> **Task prompt**
Filter the records below and copy every line containing the word "整体谋划".

> **Record list**

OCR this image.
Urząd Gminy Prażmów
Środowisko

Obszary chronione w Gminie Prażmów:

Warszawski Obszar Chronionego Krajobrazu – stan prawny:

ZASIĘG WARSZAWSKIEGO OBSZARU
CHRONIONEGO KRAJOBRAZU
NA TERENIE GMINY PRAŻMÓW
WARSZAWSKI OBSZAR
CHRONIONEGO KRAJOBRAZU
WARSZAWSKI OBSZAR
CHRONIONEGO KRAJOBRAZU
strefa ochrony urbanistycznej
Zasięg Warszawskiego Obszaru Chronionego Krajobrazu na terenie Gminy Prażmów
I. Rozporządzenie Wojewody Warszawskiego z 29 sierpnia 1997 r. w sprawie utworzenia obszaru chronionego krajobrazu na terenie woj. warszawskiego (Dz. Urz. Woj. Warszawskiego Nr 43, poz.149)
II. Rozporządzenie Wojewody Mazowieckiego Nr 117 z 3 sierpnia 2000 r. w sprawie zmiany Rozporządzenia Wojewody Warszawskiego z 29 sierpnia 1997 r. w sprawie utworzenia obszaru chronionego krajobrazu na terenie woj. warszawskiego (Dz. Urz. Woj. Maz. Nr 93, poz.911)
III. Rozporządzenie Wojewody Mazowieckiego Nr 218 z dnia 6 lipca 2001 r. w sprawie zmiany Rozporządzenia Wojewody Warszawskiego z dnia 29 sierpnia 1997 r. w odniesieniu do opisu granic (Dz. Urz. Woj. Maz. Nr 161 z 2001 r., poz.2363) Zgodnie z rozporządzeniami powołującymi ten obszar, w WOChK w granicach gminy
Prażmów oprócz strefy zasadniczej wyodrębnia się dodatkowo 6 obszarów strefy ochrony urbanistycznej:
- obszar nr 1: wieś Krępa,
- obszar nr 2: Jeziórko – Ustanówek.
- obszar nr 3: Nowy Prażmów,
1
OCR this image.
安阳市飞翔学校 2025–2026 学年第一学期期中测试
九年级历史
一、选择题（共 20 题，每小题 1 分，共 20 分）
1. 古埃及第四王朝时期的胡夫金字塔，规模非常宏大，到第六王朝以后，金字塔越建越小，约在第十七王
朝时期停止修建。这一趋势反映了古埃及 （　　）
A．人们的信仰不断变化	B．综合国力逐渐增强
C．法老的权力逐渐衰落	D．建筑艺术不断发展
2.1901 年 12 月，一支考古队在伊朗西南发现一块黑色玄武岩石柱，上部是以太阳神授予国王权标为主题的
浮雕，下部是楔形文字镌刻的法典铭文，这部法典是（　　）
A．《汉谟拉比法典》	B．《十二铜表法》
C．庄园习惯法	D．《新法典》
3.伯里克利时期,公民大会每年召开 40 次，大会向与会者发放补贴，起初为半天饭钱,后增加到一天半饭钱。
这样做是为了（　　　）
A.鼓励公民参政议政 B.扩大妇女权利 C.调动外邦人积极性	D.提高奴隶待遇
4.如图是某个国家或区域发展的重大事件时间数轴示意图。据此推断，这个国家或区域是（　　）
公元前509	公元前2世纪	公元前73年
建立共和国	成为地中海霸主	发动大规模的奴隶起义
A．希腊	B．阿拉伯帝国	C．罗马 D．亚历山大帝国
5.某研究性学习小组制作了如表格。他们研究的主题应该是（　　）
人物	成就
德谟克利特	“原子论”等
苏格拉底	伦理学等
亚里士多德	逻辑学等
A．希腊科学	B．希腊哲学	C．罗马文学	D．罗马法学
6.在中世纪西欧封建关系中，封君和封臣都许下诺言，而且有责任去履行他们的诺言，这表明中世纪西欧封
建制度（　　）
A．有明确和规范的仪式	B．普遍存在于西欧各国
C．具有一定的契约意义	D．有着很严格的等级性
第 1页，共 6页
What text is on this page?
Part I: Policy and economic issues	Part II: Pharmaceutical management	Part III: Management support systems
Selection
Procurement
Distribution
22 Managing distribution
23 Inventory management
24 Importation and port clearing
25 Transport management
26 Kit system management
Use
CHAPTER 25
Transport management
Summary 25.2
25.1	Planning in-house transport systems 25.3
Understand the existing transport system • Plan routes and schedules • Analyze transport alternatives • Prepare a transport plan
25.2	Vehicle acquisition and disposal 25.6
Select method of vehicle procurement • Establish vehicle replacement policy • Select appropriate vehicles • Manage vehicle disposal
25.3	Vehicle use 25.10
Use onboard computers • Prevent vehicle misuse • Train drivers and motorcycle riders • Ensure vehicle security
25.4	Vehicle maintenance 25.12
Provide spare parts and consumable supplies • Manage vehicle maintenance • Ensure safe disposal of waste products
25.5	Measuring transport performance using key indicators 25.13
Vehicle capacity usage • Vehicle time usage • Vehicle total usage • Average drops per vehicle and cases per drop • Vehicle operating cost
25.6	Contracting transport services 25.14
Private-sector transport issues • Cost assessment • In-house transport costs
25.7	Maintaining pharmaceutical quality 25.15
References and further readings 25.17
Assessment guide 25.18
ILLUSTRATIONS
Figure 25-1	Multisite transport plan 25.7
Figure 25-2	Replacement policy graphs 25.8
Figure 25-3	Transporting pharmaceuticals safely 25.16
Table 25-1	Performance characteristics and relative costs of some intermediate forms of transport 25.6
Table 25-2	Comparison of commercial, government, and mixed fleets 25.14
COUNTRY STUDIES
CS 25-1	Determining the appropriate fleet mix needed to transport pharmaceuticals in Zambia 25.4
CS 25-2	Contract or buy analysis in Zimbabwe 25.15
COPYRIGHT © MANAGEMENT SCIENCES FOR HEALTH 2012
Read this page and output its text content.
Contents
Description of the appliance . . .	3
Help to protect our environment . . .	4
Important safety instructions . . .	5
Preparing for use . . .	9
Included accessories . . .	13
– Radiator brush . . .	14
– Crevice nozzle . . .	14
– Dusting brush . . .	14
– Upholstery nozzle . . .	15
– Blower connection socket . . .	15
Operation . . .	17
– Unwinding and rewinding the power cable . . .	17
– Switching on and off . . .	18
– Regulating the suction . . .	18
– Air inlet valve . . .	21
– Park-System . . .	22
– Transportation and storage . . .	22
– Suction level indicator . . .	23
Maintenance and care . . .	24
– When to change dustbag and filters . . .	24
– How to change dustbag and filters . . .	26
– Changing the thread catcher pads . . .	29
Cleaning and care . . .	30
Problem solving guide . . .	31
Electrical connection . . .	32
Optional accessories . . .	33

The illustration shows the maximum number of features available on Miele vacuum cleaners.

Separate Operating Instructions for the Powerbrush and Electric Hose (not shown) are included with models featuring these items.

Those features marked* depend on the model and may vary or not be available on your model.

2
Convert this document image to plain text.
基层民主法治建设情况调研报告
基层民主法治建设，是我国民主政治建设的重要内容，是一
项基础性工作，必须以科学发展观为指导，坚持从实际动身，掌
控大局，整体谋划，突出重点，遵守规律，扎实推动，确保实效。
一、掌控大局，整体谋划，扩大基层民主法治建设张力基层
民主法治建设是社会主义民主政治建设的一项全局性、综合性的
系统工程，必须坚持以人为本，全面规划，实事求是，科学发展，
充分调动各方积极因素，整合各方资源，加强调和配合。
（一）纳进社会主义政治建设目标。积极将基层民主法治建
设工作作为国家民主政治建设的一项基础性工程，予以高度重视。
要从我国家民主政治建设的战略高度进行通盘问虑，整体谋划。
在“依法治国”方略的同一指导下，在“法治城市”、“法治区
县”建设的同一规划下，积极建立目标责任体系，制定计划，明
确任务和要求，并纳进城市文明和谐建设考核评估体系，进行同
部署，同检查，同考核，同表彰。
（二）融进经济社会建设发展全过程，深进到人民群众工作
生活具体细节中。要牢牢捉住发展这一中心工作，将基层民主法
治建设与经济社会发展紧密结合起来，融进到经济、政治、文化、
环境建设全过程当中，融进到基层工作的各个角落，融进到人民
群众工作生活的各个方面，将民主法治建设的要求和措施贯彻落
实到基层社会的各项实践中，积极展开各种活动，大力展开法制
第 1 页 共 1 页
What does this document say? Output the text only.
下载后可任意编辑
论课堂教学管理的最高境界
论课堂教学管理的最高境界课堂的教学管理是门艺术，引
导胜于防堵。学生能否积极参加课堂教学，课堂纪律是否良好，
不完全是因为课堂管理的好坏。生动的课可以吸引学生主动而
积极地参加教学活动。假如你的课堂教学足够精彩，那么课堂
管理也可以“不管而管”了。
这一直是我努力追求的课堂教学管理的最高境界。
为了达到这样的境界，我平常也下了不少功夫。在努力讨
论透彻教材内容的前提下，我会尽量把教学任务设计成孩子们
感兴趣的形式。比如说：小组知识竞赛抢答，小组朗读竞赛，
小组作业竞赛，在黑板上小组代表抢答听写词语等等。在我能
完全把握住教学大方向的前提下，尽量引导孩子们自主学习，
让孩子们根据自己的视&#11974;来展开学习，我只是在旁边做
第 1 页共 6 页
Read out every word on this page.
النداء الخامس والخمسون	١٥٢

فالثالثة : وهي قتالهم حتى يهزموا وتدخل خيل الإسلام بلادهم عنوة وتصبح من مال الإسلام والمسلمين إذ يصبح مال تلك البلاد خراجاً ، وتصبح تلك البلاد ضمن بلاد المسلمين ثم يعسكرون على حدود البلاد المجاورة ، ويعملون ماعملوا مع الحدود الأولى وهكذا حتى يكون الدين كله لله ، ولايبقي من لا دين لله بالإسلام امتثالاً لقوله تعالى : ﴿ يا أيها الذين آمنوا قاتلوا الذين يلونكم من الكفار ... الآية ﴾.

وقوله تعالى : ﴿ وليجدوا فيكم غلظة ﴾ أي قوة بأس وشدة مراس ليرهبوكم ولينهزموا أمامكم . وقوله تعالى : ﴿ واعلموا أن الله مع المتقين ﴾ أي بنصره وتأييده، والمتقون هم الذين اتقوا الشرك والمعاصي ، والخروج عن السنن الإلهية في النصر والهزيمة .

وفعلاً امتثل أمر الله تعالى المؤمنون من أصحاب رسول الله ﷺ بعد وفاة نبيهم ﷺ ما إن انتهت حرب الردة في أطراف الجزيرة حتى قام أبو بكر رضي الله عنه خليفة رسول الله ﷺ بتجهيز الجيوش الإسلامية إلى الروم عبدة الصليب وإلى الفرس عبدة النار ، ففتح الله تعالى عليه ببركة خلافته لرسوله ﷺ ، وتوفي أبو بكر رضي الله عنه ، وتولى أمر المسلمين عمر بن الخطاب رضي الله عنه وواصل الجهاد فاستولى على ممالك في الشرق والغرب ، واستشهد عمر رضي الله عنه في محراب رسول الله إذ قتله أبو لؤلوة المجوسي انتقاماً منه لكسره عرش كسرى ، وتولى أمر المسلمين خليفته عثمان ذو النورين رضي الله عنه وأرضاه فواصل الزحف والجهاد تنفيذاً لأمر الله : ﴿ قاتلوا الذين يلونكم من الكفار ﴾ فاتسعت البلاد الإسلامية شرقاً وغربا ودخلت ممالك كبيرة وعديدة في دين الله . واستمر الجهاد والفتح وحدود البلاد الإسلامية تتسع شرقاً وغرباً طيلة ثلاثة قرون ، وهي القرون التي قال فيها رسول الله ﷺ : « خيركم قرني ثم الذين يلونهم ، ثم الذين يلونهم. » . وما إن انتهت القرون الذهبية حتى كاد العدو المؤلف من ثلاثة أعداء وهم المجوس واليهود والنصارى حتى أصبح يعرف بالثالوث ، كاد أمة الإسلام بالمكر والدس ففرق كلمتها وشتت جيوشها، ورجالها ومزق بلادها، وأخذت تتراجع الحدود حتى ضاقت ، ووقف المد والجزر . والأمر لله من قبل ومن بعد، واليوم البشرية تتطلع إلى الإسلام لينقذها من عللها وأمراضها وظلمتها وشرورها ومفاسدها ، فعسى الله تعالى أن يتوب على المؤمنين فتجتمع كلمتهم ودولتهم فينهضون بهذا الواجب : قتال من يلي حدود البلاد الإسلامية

> **Task answer**
控大局，整体谋划，突出重点，遵守规律，扎实推动，确保实效。
一、掌控大局，整体谋划，扩大基层民主法治建设张力基层
要从我国家民主政治建设的战略高度进行通盘问虑，整体谋划。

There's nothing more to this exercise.